■ **Stored data**:
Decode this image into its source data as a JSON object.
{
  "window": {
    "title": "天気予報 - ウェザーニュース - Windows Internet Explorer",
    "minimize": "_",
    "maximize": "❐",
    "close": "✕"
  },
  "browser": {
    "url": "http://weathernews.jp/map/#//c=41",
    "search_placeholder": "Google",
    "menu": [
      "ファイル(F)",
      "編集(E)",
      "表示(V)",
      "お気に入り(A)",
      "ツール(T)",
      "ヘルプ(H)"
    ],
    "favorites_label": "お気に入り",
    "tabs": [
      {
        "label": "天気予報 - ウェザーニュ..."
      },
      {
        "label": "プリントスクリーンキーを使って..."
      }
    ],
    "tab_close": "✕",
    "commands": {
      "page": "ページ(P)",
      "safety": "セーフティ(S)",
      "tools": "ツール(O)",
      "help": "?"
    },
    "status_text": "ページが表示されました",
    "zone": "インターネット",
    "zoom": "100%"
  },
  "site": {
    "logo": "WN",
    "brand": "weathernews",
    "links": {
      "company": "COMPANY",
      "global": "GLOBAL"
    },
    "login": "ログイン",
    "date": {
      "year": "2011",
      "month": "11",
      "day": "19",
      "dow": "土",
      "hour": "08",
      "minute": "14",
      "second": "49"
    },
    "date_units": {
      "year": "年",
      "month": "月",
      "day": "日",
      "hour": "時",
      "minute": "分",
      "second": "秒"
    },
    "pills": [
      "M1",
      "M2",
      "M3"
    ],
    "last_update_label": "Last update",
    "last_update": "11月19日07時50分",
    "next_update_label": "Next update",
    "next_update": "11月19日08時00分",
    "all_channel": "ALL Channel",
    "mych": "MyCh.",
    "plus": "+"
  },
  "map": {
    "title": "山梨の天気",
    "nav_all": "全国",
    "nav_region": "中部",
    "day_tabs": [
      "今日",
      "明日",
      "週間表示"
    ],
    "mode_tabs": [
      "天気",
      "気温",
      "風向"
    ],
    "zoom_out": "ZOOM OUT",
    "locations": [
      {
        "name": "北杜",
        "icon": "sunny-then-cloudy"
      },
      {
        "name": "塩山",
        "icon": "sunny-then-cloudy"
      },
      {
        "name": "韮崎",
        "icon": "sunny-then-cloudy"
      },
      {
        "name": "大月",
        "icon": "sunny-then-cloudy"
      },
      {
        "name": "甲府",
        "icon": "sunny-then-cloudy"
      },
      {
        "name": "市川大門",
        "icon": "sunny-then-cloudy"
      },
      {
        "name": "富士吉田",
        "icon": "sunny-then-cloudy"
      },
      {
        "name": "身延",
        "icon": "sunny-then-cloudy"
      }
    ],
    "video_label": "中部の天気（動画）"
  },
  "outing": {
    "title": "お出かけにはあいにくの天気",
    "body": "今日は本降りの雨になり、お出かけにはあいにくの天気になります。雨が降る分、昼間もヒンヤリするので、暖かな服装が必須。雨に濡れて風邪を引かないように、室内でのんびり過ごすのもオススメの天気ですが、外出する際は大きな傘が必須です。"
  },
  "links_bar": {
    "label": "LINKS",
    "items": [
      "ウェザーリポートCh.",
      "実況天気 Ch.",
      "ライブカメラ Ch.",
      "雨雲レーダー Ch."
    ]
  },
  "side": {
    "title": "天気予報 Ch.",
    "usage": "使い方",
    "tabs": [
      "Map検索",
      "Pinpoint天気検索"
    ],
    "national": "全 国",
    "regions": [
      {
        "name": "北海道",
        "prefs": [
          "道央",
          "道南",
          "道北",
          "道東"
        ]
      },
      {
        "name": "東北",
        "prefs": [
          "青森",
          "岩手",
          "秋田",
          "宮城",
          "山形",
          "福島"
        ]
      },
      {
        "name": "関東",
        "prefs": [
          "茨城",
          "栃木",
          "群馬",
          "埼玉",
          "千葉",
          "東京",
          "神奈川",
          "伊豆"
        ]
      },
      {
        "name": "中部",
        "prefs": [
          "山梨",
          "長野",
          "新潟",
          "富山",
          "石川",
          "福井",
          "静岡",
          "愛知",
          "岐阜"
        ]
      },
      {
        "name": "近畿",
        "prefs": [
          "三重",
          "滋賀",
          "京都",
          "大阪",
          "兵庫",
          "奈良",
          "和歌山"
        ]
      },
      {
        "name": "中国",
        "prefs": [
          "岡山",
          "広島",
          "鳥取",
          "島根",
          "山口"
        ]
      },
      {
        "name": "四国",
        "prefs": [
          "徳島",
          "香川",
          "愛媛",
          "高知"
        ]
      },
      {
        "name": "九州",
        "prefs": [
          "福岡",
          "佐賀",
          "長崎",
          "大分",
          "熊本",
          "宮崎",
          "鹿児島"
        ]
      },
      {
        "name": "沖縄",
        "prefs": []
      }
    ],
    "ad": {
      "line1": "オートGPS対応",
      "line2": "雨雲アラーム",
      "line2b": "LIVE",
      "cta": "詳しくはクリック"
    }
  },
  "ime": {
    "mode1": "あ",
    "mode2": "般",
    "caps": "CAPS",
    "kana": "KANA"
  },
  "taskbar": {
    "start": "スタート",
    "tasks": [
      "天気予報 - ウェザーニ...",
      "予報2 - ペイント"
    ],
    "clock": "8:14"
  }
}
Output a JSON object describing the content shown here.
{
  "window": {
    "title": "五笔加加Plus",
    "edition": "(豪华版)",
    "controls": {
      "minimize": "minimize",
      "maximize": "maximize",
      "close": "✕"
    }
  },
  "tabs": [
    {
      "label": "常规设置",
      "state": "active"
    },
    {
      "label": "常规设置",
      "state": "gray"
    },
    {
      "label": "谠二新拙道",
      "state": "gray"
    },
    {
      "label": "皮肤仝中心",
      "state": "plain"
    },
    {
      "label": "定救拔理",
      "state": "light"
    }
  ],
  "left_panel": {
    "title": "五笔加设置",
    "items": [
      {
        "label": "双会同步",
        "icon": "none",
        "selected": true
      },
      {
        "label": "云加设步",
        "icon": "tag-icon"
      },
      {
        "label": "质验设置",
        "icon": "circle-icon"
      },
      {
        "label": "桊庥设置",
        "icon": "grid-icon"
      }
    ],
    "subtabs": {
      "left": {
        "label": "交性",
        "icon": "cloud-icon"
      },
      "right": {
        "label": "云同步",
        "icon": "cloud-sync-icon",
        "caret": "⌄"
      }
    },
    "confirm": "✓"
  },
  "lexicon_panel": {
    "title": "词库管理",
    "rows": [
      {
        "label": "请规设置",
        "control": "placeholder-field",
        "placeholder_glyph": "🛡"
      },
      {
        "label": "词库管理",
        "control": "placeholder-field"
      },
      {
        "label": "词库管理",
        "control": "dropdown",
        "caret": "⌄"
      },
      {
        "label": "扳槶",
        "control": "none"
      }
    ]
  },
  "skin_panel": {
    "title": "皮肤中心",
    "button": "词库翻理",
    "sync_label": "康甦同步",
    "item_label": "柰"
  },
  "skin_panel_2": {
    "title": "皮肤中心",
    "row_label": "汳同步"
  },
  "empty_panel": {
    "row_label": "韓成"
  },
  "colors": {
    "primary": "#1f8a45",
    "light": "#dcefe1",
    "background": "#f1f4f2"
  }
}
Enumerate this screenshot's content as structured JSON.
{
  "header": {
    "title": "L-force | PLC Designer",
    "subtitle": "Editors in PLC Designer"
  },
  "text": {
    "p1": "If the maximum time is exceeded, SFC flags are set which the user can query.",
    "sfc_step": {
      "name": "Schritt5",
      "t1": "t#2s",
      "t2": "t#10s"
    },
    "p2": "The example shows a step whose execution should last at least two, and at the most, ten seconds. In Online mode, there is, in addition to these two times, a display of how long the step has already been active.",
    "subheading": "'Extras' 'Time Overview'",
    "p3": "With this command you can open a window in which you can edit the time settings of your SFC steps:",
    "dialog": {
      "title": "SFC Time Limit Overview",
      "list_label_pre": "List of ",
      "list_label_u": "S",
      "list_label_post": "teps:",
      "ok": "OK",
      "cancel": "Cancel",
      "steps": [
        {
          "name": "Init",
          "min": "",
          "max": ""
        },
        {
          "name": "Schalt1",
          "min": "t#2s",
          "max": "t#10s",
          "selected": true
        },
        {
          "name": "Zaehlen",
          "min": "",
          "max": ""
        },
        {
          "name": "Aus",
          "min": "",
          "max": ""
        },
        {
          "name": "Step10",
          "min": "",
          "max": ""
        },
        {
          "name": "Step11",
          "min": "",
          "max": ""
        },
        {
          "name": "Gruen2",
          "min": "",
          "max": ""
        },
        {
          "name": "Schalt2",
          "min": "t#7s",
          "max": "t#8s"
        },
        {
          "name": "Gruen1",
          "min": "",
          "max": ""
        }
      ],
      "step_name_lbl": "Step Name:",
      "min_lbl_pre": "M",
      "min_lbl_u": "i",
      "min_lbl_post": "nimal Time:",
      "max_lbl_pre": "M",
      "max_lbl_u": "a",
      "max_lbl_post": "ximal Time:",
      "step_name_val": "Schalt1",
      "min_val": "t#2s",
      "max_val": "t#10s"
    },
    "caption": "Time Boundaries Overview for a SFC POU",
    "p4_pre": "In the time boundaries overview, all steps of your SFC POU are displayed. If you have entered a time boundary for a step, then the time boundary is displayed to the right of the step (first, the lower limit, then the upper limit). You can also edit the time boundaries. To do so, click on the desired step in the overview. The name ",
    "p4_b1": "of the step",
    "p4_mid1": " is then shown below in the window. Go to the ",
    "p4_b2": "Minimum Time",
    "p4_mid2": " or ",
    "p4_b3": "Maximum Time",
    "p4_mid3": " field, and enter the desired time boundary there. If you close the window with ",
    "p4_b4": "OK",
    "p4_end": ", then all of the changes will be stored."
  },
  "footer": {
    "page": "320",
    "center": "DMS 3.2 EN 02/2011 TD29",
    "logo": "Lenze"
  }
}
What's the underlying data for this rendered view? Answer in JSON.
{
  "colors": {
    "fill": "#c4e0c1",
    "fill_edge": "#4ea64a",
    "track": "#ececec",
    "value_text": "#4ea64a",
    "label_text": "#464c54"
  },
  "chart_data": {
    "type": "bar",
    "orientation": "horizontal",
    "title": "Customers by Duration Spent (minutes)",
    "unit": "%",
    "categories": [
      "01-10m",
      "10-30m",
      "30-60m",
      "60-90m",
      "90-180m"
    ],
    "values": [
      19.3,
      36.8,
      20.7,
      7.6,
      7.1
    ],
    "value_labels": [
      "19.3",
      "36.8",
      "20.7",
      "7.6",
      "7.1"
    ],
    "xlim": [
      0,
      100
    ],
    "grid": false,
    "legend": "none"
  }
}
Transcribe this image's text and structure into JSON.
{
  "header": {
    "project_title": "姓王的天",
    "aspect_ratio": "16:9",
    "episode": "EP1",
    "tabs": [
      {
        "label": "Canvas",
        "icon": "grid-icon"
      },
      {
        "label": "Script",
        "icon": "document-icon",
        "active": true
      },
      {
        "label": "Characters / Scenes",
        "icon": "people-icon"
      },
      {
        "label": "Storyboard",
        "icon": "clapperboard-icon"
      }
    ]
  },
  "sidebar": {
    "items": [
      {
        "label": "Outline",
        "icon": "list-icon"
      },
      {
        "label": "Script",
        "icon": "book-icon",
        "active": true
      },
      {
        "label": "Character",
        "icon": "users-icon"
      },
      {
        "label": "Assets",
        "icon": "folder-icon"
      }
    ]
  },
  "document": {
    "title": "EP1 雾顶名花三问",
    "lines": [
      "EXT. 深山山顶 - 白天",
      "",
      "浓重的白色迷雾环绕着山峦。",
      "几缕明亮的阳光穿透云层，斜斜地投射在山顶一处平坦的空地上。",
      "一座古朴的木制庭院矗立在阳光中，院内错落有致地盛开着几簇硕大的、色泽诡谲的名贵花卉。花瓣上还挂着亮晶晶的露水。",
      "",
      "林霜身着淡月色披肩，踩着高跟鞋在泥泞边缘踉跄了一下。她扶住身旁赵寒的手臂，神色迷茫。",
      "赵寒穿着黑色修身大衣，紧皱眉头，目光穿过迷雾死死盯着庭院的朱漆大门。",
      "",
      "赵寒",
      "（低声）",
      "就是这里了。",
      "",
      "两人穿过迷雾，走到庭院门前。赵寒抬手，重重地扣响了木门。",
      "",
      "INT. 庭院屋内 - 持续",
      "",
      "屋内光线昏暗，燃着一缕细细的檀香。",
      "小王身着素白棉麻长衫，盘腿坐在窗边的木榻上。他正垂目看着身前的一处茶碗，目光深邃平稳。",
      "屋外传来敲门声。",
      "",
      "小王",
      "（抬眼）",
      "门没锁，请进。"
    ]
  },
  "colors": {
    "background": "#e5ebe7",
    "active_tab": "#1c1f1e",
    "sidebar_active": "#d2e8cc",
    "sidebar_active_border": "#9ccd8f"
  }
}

■ **Work required**:
Copy each line of the records containing the string "weathernews".

■ **Completed task**:
    "url": "http://weathernews.jp/map/#//c=41",
    "brand": "weathernews",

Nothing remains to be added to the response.